• EXERCISE PROMPT
Transcribe the whole listing exactly; the images stay out.

• INPUT FOR THIS TASK
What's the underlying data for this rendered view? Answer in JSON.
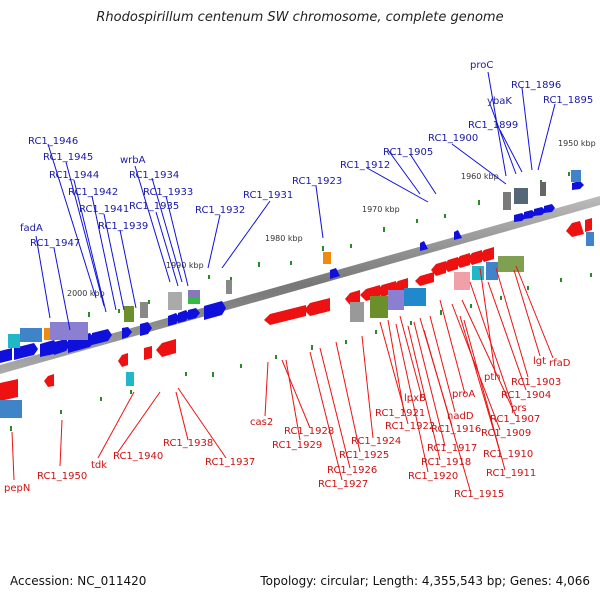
{
  "title": "Rhodospirillum centenum SW chromosome, complete genome",
  "footer": {
    "accession": "Accession: NC_011420",
    "summary": "Topology: circular; Length: 4,355,543 bp; Genes: 4,066"
  },
  "colors": {
    "forward": "#1010dd",
    "reverse": "#ee1111",
    "backbone": "#888888",
    "fwd_label": "#1a1aa6",
    "rev_label": "#cc1111",
    "tick": "#2a8a2a"
  },
  "scale_labels": [
    "1950 kbp",
    "1960 kbp",
    "1970 kbp",
    "1980 kbp",
    "1990 kbp",
    "2000 kbp"
  ],
  "forward_genes": [
    "proC",
    "RC1_1896",
    "ybaK",
    "RC1_1895",
    "RC1_1899",
    "RC1_1900",
    "RC1_1946",
    "RC1_1905",
    "RC1_1945",
    "RC1_1912",
    "wrbA",
    "RC1_1944",
    "RC1_1934",
    "RC1_1942",
    "RC1_1933",
    "RC1_1923",
    "RC1_1941",
    "RC1_1935",
    "RC1_1931",
    "RC1_1939",
    "RC1_1932",
    "fadA",
    "RC1_1947"
  ],
  "reverse_genes": [
    "rfaD",
    "lgt",
    "RC1_1903",
    "pth",
    "RC1_1904",
    "prs",
    "proA",
    "RC1_1907",
    "lpxB",
    "nadD",
    "RC1_1909",
    "RC1_1921",
    "RC1_1916",
    "RC1_1922",
    "RC1_1917",
    "cas2",
    "RC1_1910",
    "RC1_1928",
    "RC1_1918",
    "RC1_1924",
    "RC1_1938",
    "RC1_1929",
    "RC1_1925",
    "RC1_1940",
    "RC1_1937",
    "RC1_1911",
    "RC1_1920",
    "RC1_1926",
    "tdk",
    "RC1_1950",
    "RC1_1927",
    "RC1_1915",
    "pepN"
  ]
}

• SOLVED EXERCISE
What's the underlying data for this rendered view? Answer in JSON.
{
  "title": "Rhodospirillum centenum SW chromosome, complete genome",
  "footer": {
    "accession": "Accession: NC_011420",
    "summary": "Topology: circular; Length: 4,355,543 bp; Genes: 4,066"
  },
  "colors": {
    "forward": "#1010dd",
    "reverse": "#ee1111",
    "backbone": "#888888",
    "fwd_label": "#1a1aa6",
    "rev_label": "#cc1111",
    "tick": "#2a8a2a"
  },
  "scale_labels": [
    "1950 kbp",
    "1960 kbp",
    "1970 kbp",
    "1980 kbp",
    "1990 kbp",
    "2000 kbp"
  ],
  "forward_genes": [
    "proC",
    "RC1_1896",
    "ybaK",
    "RC1_1895",
    "RC1_1899",
    "RC1_1900",
    "RC1_1946",
    "RC1_1905",
    "RC1_1945",
    "RC1_1912",
    "wrbA",
    "RC1_1944",
    "RC1_1934",
    "RC1_1942",
    "RC1_1933",
    "RC1_1923",
    "RC1_1941",
    "RC1_1935",
    "RC1_1931",
    "RC1_1939",
    "RC1_1932",
    "fadA",
    "RC1_1947"
  ],
  "reverse_genes": [
    "rfaD",
    "lgt",
    "RC1_1903",
    "pth",
    "RC1_1904",
    "prs",
    "proA",
    "RC1_1907",
    "lpxB",
    "nadD",
    "RC1_1909",
    "RC1_1921",
    "RC1_1916",
    "RC1_1922",
    "RC1_1917",
    "cas2",
    "RC1_1910",
    "RC1_1928",
    "RC1_1918",
    "RC1_1924",
    "RC1_1938",
    "RC1_1929",
    "RC1_1925",
    "RC1_1940",
    "RC1_1937",
    "RC1_1911",
    "RC1_1920",
    "RC1_1926",
    "tdk",
    "RC1_1950",
    "RC1_1927",
    "RC1_1915",
    "pepN"
  ]
}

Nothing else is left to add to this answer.